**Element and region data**
○ ○ ○ ○ ○ ○ ○
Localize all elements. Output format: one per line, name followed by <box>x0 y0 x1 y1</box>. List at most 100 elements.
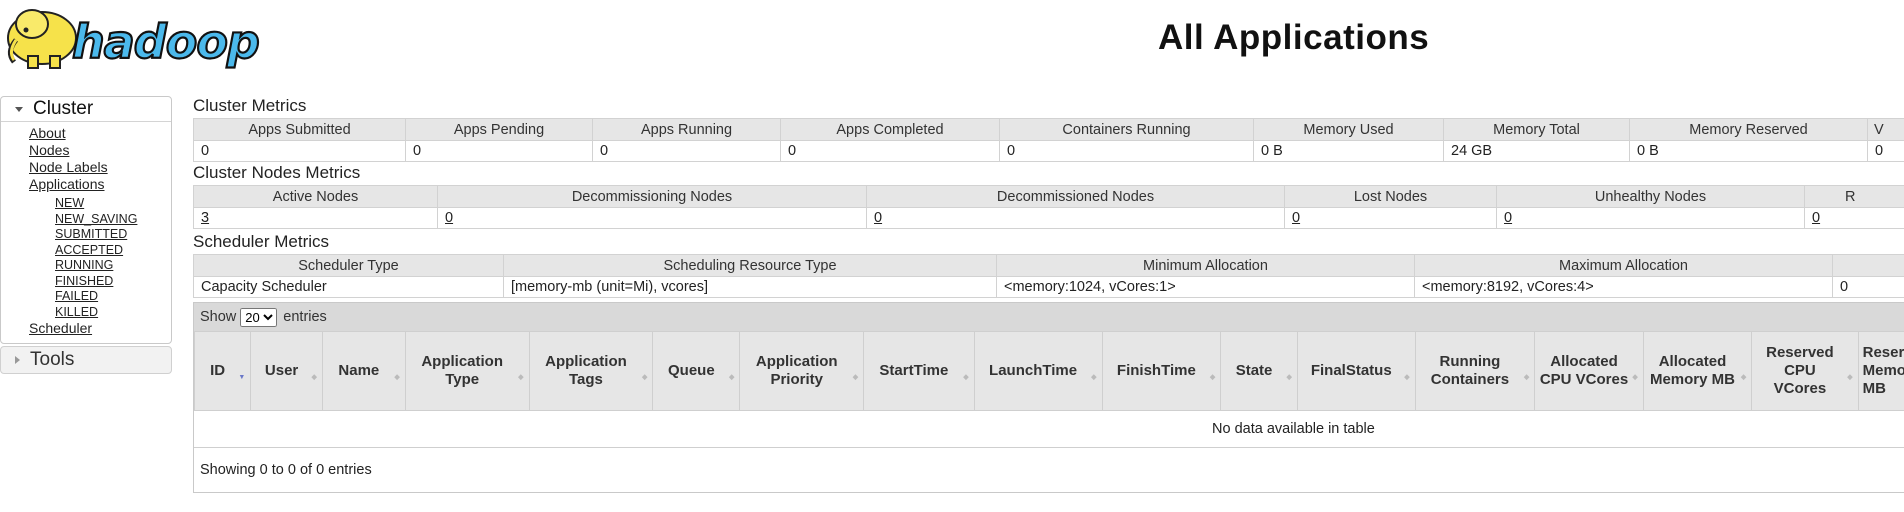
decommissioning-nodes-link[interactable]: 0 <box>445 210 453 226</box>
column-application-tags[interactable]: Application Tags ◆ <box>528 331 654 411</box>
header-minimum-allocation: Minimum Allocation <box>996 254 1415 277</box>
header-maximum-allocation: Maximum Allocation <box>1414 254 1833 277</box>
applications-panel: Show 20 entries ID ▼ User ◆ Name ◆ Applicat… <box>193 302 1904 493</box>
value-truncated: 0 <box>1832 276 1904 298</box>
column-application-tags-label: Application Tags <box>545 353 627 388</box>
header-apps-pending: Apps Pending <box>405 118 593 141</box>
nav-about-link[interactable]: About <box>29 125 66 141</box>
column-application-priority[interactable]: Application Priority ◆ <box>739 331 865 411</box>
rebooted-nodes-link[interactable]: 0 <box>1812 210 1820 226</box>
table-info: Showing 0 to 0 of 0 entries <box>200 462 372 478</box>
column-application-type[interactable]: Application Type ◆ <box>404 331 530 411</box>
cluster-section: Cluster About Nodes Node Labels Applicat… <box>0 96 172 344</box>
nav-state-accepted[interactable]: ACCEPTED <box>55 243 123 257</box>
hadoop-logo: hadoop <box>2 0 302 72</box>
sort-icon: ◆ <box>1523 374 1530 381</box>
column-launch-time[interactable]: LaunchTime ◆ <box>973 331 1103 411</box>
chevron-right-icon <box>15 356 20 364</box>
decommissioned-nodes-link[interactable]: 0 <box>874 210 882 226</box>
column-queue-label: Queue <box>668 362 715 379</box>
header-vcores-truncated: V <box>1867 118 1904 141</box>
cluster-toggle[interactable]: Cluster <box>1 97 171 122</box>
nav-state-running[interactable]: RUNNING <box>55 258 113 272</box>
header-memory-total: Memory Total <box>1443 118 1630 141</box>
value-apps-pending: 0 <box>405 140 593 162</box>
value-scheduler-type: Capacity Scheduler <box>193 276 504 298</box>
header-active-nodes: Active Nodes <box>193 185 438 208</box>
sort-icon: ◆ <box>728 374 735 381</box>
column-allocated-cpu-vcores[interactable]: Allocated CPU VCores ◆ <box>1534 331 1644 411</box>
column-start-time[interactable]: StartTime ◆ <box>863 331 975 411</box>
sort-icon: ◆ <box>1286 374 1292 381</box>
nav-state-killed[interactable]: KILLED <box>55 305 98 319</box>
column-reserved-memory-mb[interactable]: Reserved Memory MB <box>1857 331 1904 411</box>
column-reserved-cpu-vcores-label: Reserved CPU VCores <box>1766 344 1834 397</box>
show-label: Show <box>200 309 237 325</box>
column-state[interactable]: State ◆ <box>1220 331 1298 411</box>
nav-applications-link[interactable]: Applications <box>29 176 105 192</box>
cluster-label: Cluster <box>33 98 94 119</box>
column-queue[interactable]: Queue ◆ <box>652 331 741 411</box>
sort-icon: ◆ <box>963 374 969 381</box>
column-user-label: User <box>264 362 299 379</box>
nav-state-new-saving[interactable]: NEW_SAVING <box>55 212 137 226</box>
column-name-label: Name <box>338 362 380 379</box>
value-memory-used: 0 B <box>1253 140 1444 162</box>
sort-icon: ◆ <box>1209 374 1216 381</box>
header-truncated <box>1832 254 1904 277</box>
empty-table-row: No data available in table <box>194 411 1904 448</box>
nav-node-labels-link[interactable]: Node Labels <box>29 159 108 175</box>
header-memory-reserved: Memory Reserved <box>1629 118 1868 141</box>
header-containers-running: Containers Running <box>999 118 1254 141</box>
value-memory-total: 24 GB <box>1443 140 1630 162</box>
value-containers-running: 0 <box>999 140 1254 162</box>
value-apps-submitted: 0 <box>193 140 406 162</box>
sort-icon: ◆ <box>1740 374 1747 381</box>
sort-icon: ◆ <box>852 374 859 381</box>
column-name[interactable]: Name ◆ <box>321 331 406 411</box>
nav-state-submitted[interactable]: SUBMITTED <box>55 227 127 241</box>
page-size-select[interactable]: 20 <box>240 307 278 327</box>
unhealthy-nodes-link[interactable]: 0 <box>1504 210 1512 226</box>
header-scheduler-type: Scheduler Type <box>193 254 504 277</box>
value-apps-completed: 0 <box>780 140 1000 162</box>
column-allocated-memory-mb-label: Allocated Memory MB <box>1649 353 1735 388</box>
header-decommissioning-nodes: Decommissioning Nodes <box>437 185 867 208</box>
column-allocated-memory-mb[interactable]: Allocated Memory MB ◆ <box>1642 331 1753 411</box>
column-state-label: State <box>1235 362 1273 379</box>
sort-asc-icon: ▼ <box>238 374 246 381</box>
value-vcores-truncated: 0 <box>1867 140 1904 162</box>
header-apps-running: Apps Running <box>592 118 781 141</box>
page-title: All Applications <box>1158 18 1430 57</box>
column-reserved-memory-mb-label: Reserved Memory MB <box>1862 344 1904 397</box>
column-id[interactable]: ID ▼ <box>193 331 252 411</box>
column-reserved-cpu-vcores[interactable]: Reserved CPU VCores ◆ <box>1751 331 1859 411</box>
hadoop-wordmark: hadoop <box>72 15 259 69</box>
header-lost-nodes: Lost Nodes <box>1284 185 1497 208</box>
sort-icon: ◆ <box>394 374 400 381</box>
scheduler-metrics-title: Scheduler Metrics <box>193 232 330 251</box>
tools-label: Tools <box>30 349 75 370</box>
column-final-status[interactable]: FinalStatus ◆ <box>1296 331 1416 411</box>
tools-toggle[interactable]: Tools <box>0 346 172 374</box>
nav-nodes-link[interactable]: Nodes <box>29 142 69 158</box>
nav-state-failed[interactable]: FAILED <box>55 289 98 303</box>
active-nodes-link[interactable]: 3 <box>201 210 209 226</box>
nav-scheduler-link[interactable]: Scheduler <box>29 320 92 336</box>
sort-icon: ◆ <box>1847 374 1853 381</box>
column-user[interactable]: User ◆ <box>250 331 323 411</box>
column-finish-time[interactable]: FinishTime ◆ <box>1101 331 1222 411</box>
page-size-control: Show 20 entries <box>194 303 1904 331</box>
column-running-containers[interactable]: Running Containers ◆ <box>1414 331 1536 411</box>
lost-nodes-link[interactable]: 0 <box>1292 210 1300 226</box>
header-rebooted-truncated: R <box>1804 185 1904 208</box>
empty-table-message: No data available in table <box>1212 421 1375 437</box>
nav-state-new[interactable]: NEW <box>55 196 84 210</box>
chevron-down-icon <box>15 106 23 112</box>
scheduler-metrics-table: Scheduler Type Scheduling Resource Type … <box>193 254 1904 298</box>
value-memory-reserved: 0 B <box>1629 140 1868 162</box>
cluster-metrics-table: Apps Submitted Apps Pending Apps Running… <box>193 118 1904 162</box>
value-apps-running: 0 <box>592 140 781 162</box>
cluster-nodes-metrics-table: Active Nodes Decommissioning Nodes Decom… <box>193 185 1904 229</box>
nav-state-finished[interactable]: FINISHED <box>55 274 113 288</box>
○ ○ ○ ○ ○ ○ ○
**Task brief**
Reproduce every line of the items above verbatim, omitting the pictures.

**Correct response**
Localize all elements. Output format: one per line, name followed by <box>x0 y0 x1 y1</box>. List at most 100 elements.
decommissioning-nodes-link[interactable]: 0 <box>445 210 453 226</box>
column-application-tags[interactable]: Application Tags ◆ <box>528 331 654 411</box>
header-minimum-allocation: Minimum Allocation <box>996 254 1415 277</box>
header-maximum-allocation: Maximum Allocation <box>1414 254 1833 277</box>
applications-panel: Show 20 entries ID ▼ User ◆ Name ◆ Applicat… <box>193 302 1904 493</box>
value-truncated: 0 <box>1832 276 1904 298</box>
column-application-tags-label: Application Tags <box>545 353 627 388</box>
header-apps-pending: Apps Pending <box>405 118 593 141</box>
nav-about-link[interactable]: About <box>29 125 66 141</box>
column-application-priority[interactable]: Application Priority ◆ <box>739 331 865 411</box>
rebooted-nodes-link[interactable]: 0 <box>1812 210 1820 226</box>
table-info: Showing 0 to 0 of 0 entries <box>200 462 372 478</box>
column-application-type[interactable]: Application Type ◆ <box>404 331 530 411</box>
cluster-section: Cluster About Nodes Node Labels Applicat… <box>0 96 172 344</box>
nav-state-accepted[interactable]: ACCEPTED <box>55 243 123 257</box>
hadoop-logo: hadoop <box>2 0 302 72</box>
sort-icon: ◆ <box>1523 374 1530 381</box>
column-launch-time[interactable]: LaunchTime ◆ <box>973 331 1103 411</box>
chevron-right-icon <box>15 356 20 364</box>
decommissioned-nodes-link[interactable]: 0 <box>874 210 882 226</box>
column-queue-label: Queue <box>668 362 715 379</box>
header-vcores-truncated: V <box>1867 118 1904 141</box>
cluster-toggle[interactable]: Cluster <box>1 97 171 122</box>
nav-state-running[interactable]: RUNNING <box>55 258 113 272</box>
header-memory-total: Memory Total <box>1443 118 1630 141</box>
value-apps-pending: 0 <box>405 140 593 162</box>
value-scheduler-type: Capacity Scheduler <box>193 276 504 298</box>
header-active-nodes: Active Nodes <box>193 185 438 208</box>
sort-icon: ◆ <box>728 374 735 381</box>
column-allocated-cpu-vcores[interactable]: Allocated CPU VCores ◆ <box>1534 331 1644 411</box>
column-start-time[interactable]: StartTime ◆ <box>863 331 975 411</box>
sort-icon: ◆ <box>1286 374 1292 381</box>
nav-state-killed[interactable]: KILLED <box>55 305 98 319</box>
column-reserved-memory-mb[interactable]: Reserved Memory MB <box>1857 331 1904 411</box>
column-reserved-cpu-vcores-label: Reserved CPU VCores <box>1766 344 1834 397</box>
show-label: Show <box>200 309 237 325</box>
column-state[interactable]: State ◆ <box>1220 331 1298 411</box>
nav-applications-link[interactable]: Applications <box>29 176 105 192</box>
cluster-label: Cluster <box>33 98 94 119</box>
column-queue[interactable]: Queue ◆ <box>652 331 741 411</box>
sort-icon: ◆ <box>963 374 969 381</box>
column-user-label: User <box>264 362 299 379</box>
nav-state-new-saving[interactable]: NEW_SAVING <box>55 212 137 226</box>
column-name-label: Name <box>338 362 380 379</box>
value-memory-used: 0 B <box>1253 140 1444 162</box>
sort-icon: ◆ <box>1209 374 1216 381</box>
header-truncated <box>1832 254 1904 277</box>
empty-table-row: No data available in table <box>194 411 1904 448</box>
nav-node-labels-link[interactable]: Node Labels <box>29 159 108 175</box>
header-memory-reserved: Memory Reserved <box>1629 118 1868 141</box>
header-containers-running: Containers Running <box>999 118 1254 141</box>
value-memory-total: 24 GB <box>1443 140 1630 162</box>
value-containers-running: 0 <box>999 140 1254 162</box>
value-apps-submitted: 0 <box>193 140 406 162</box>
sort-icon: ◆ <box>1740 374 1747 381</box>
sort-icon: ◆ <box>852 374 859 381</box>
column-name[interactable]: Name ◆ <box>321 331 406 411</box>
nav-state-submitted[interactable]: SUBMITTED <box>55 227 127 241</box>
page-size-select[interactable]: 20 <box>240 307 278 327</box>
unhealthy-nodes-link[interactable]: 0 <box>1504 210 1512 226</box>
header-scheduler-type: Scheduler Type <box>193 254 504 277</box>
value-apps-completed: 0 <box>780 140 1000 162</box>
column-allocated-memory-mb-label: Allocated Memory MB <box>1649 353 1735 388</box>
header-decommissioning-nodes: Decommissioning Nodes <box>437 185 867 208</box>
column-allocated-memory-mb[interactable]: Allocated Memory MB ◆ <box>1642 331 1753 411</box>
column-state-label: State <box>1235 362 1273 379</box>
sort-asc-icon: ▼ <box>238 374 246 381</box>
value-vcores-truncated: 0 <box>1867 140 1904 162</box>
header-apps-running: Apps Running <box>592 118 781 141</box>
page-title: All Applications <box>1158 18 1430 57</box>
column-reserved-memory-mb-label: Reserved Memory MB <box>1862 344 1904 397</box>
column-id[interactable]: ID ▼ <box>193 331 252 411</box>
column-reserved-cpu-vcores[interactable]: Reserved CPU VCores ◆ <box>1751 331 1859 411</box>
hadoop-wordmark: hadoop <box>72 15 259 69</box>
header-lost-nodes: Lost Nodes <box>1284 185 1497 208</box>
sort-icon: ◆ <box>394 374 400 381</box>
scheduler-metrics-title: Scheduler Metrics <box>193 232 330 251</box>
tools-label: Tools <box>30 349 75 370</box>
column-final-status[interactable]: FinalStatus ◆ <box>1296 331 1416 411</box>
tools-toggle[interactable]: Tools <box>0 346 172 374</box>
nav-nodes-link[interactable]: Nodes <box>29 142 69 158</box>
nav-state-failed[interactable]: FAILED <box>55 289 98 303</box>
active-nodes-link[interactable]: 3 <box>201 210 209 226</box>
nav-scheduler-link[interactable]: Scheduler <box>29 320 92 336</box>
sort-icon: ◆ <box>1847 374 1853 381</box>
column-user[interactable]: User ◆ <box>250 331 323 411</box>
column-finish-time[interactable]: FinishTime ◆ <box>1101 331 1222 411</box>
page-size-control: Show 20 entries <box>194 303 1904 331</box>
column-running-containers[interactable]: Running Containers ◆ <box>1414 331 1536 411</box>
lost-nodes-link[interactable]: 0 <box>1292 210 1300 226</box>
header-rebooted-truncated: R <box>1804 185 1904 208</box>
empty-table-message: No data available in table <box>1212 421 1375 437</box>
nav-state-new[interactable]: NEW <box>55 196 84 210</box>
chevron-down-icon <box>15 106 23 112</box>
scheduler-metrics-table: Scheduler Type Scheduling Resource Type … <box>193 254 1904 298</box>
value-memory-reserved: 0 B <box>1629 140 1868 162</box>
cluster-metrics-table: Apps Submitted Apps Pending Apps Running… <box>193 118 1904 162</box>
value-apps-running: 0 <box>592 140 781 162</box>
cluster-nodes-metrics-table: Active Nodes Decommissioning Nodes Decom… <box>193 185 1904 229</box>
nav-state-finished[interactable]: FINISHED <box>55 274 113 288</box>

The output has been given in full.